Records that describe figures
** BEGIN **

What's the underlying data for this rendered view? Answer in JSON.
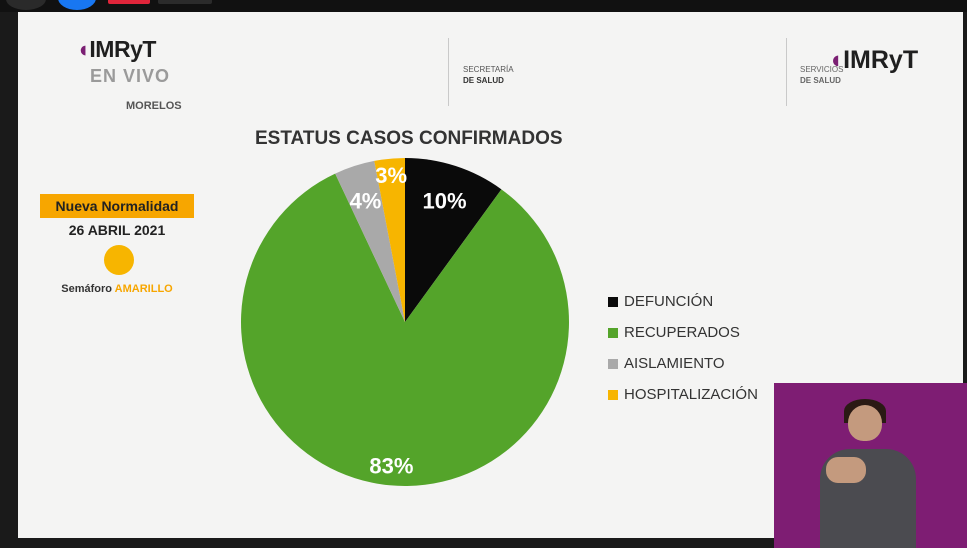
{
  "slide": {
    "logo_left": {
      "brand": "IMRyT",
      "line2": "EN VIVO",
      "line3": "MORELOS"
    },
    "secretaria": {
      "line1": "SECRETARÍA",
      "line2": "DE SALUD"
    },
    "servicios": {
      "line1": "SERVICIOS",
      "line2": "DE SALUD"
    },
    "logo_right": {
      "brand": "IMRyT"
    },
    "status": {
      "badge": "Nueva Normalidad",
      "date": "26 ABRIL 2021",
      "semaforo_label": "Semáforo",
      "semaforo_value": "AMARILLO",
      "semaforo_color": "#f7b500"
    }
  },
  "chart_data": {
    "type": "pie",
    "title": "ESTATUS CASOS CONFIRMADOS",
    "categories": [
      "DEFUNCIÓN",
      "RECUPERADOS",
      "AISLAMIENTO",
      "HOSPITALIZACIÓN"
    ],
    "values": [
      10,
      83,
      4,
      3
    ],
    "labels": [
      "10%",
      "83%",
      "4%",
      "3%"
    ],
    "colors": [
      "#0a0a0a",
      "#54a42a",
      "#a9a9a9",
      "#f7b500"
    ],
    "label_colors": [
      "#ffffff",
      "#ffffff",
      "#ffffff",
      "#ffffff"
    ],
    "legend_position": "right"
  },
  "colors": {
    "accent": "#f7a600",
    "brand": "#7b1f73",
    "background": "#f4f4f3"
  }
}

** END **

§ What is required
Copy all lines above containing the string "brand".

§ Exercise result
      "brand": "IMRyT",
      "brand": "IMRyT"
    "brand": "#7b1f73",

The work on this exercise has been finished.